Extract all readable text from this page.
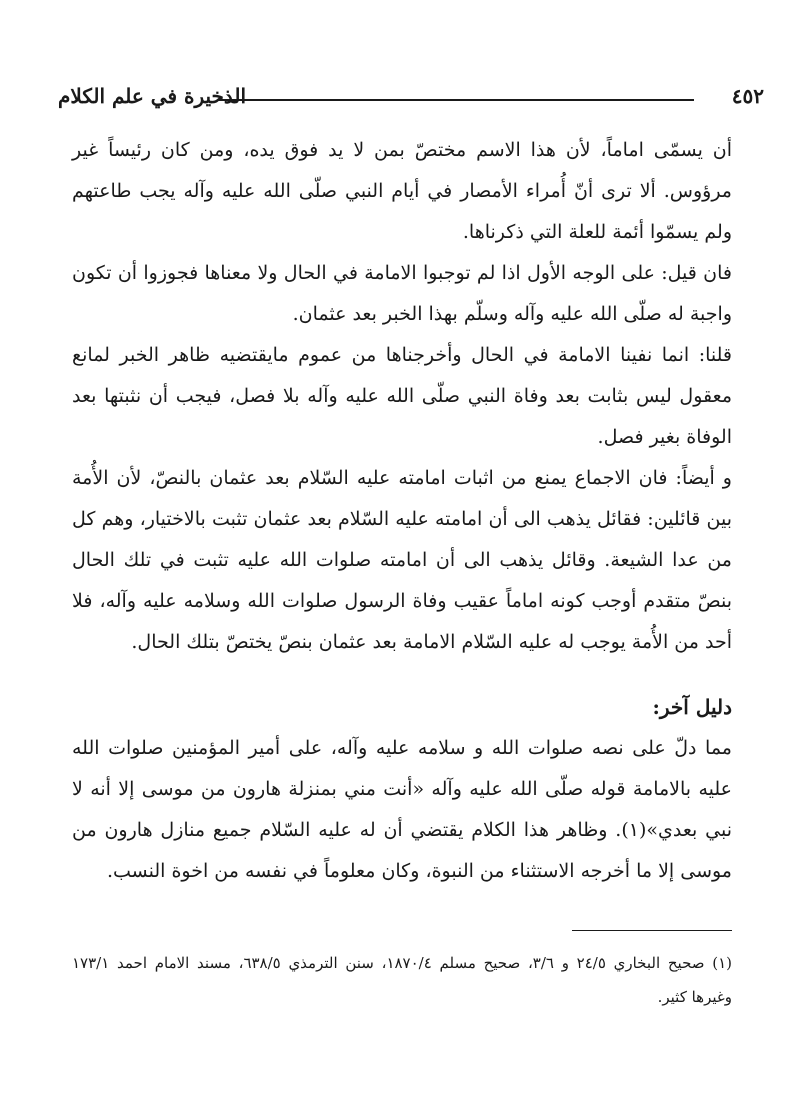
الذخيرة في علم الكلام	٤٥٢

أن يسمّى اماماً، لأن هذا الاسم مختصّ بمن لا يد فوق يده، ومن كان رئيساً غير مرؤوس. ألا ترى أنّ أُمراء الأمصار في أيام النبي صلّى الله عليه وآله يجب طاعتهم ولم يسمّوا أئمة للعلة التي ذكرناها.

فان قيل: على الوجه الأول اذا لم توجبوا الامامة في الحال ولا معناها فجوزوا أن تكون واجبة له صلّى الله عليه وآله وسلّم بهذا الخبر بعد عثمان.

قلنا: انما نفينا الامامة في الحال وأخرجناها من عموم مايقتضيه ظاهر الخبر لمانع معقول ليس بثابت بعد وفاة النبي صلّى الله عليه وآله بلا فصل، فيجب أن نثبتها بعد الوفاة بغير فصل.

و أيضاً: فان الاجماع يمنع من اثبات امامته عليه السّلام بعد عثمان بالنصّ، لأن الأُمة بين قائلين: فقائل يذهب الى أن امامته عليه السّلام بعد عثمان تثبت بالاختيار، وهم كل من عدا الشيعة. وقائل يذهب الى أن امامته صلوات الله عليه تثبت في تلك الحال بنصّ متقدم أوجب كونه اماماً عقيب وفاة الرسول صلوات الله وسلامه عليه وآله، فلا أحد من الأُمة يوجب له عليه السّلام الامامة بعد عثمان بنصّ يختصّ بتلك الحال.

دليل آخر:

مما دلّ على نصه صلوات الله و سلامه عليه وآله، على أمير المؤمنين صلوات الله عليه بالامامة قوله صلّى الله عليه وآله «أنت مني بمنزلة هارون من موسى إلا أنه لا نبي بعدي»(١). وظاهر هذا الكلام يقتضي أن له عليه السّلام جميع منازل هارون من موسى إلا ما أخرجه الاستثناء من النبوة، وكان معلوماً في نفسه من اخوة النسب.

(١) صحيح البخاري ٢٤/٥ و ٣/٦، صحيح مسلم ١٨٧٠/٤، سنن الترمذي ٦٣٨/٥، مسند الامام احمد ١٧٣/١ وغيرها كثير.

━━━━━━

• [Task]: Transcribe the whole listing exactly. Pictures stay out of your copy.

• [Task result]:
Extract all readable text from this page.
الذخيرة في علم الكلام	٤٥٢

أن يسمّى اماماً، لأن هذا الاسم مختصّ بمن لا يد فوق يده، ومن كان رئيساً غير مرؤوس. ألا ترى أنّ أُمراء الأمصار في أيام النبي صلّى الله عليه وآله يجب طاعتهم ولم يسمّوا أئمة للعلة التي ذكرناها.

فان قيل: على الوجه الأول اذا لم توجبوا الامامة في الحال ولا معناها فجوزوا أن تكون واجبة له صلّى الله عليه وآله وسلّم بهذا الخبر بعد عثمان.

قلنا: انما نفينا الامامة في الحال وأخرجناها من عموم مايقتضيه ظاهر الخبر لمانع معقول ليس بثابت بعد وفاة النبي صلّى الله عليه وآله بلا فصل، فيجب أن نثبتها بعد الوفاة بغير فصل.

و أيضاً: فان الاجماع يمنع من اثبات امامته عليه السّلام بعد عثمان بالنصّ، لأن الأُمة بين قائلين: فقائل يذهب الى أن امامته عليه السّلام بعد عثمان تثبت بالاختيار، وهم كل من عدا الشيعة. وقائل يذهب الى أن امامته صلوات الله عليه تثبت في تلك الحال بنصّ متقدم أوجب كونه اماماً عقيب وفاة الرسول صلوات الله وسلامه عليه وآله، فلا أحد من الأُمة يوجب له عليه السّلام الامامة بعد عثمان بنصّ يختصّ بتلك الحال.

دليل آخر:

مما دلّ على نصه صلوات الله و سلامه عليه وآله، على أمير المؤمنين صلوات الله عليه بالامامة قوله صلّى الله عليه وآله «أنت مني بمنزلة هارون من موسى إلا أنه لا نبي بعدي»(١). وظاهر هذا الكلام يقتضي أن له عليه السّلام جميع منازل هارون من موسى إلا ما أخرجه الاستثناء من النبوة، وكان معلوماً في نفسه من اخوة النسب.

(١) صحيح البخاري ٢٤/٥ و ٣/٦، صحيح مسلم ١٨٧٠/٤، سنن الترمذي ٦٣٨/٥، مسند الامام احمد ١٧٣/١ وغيرها كثير.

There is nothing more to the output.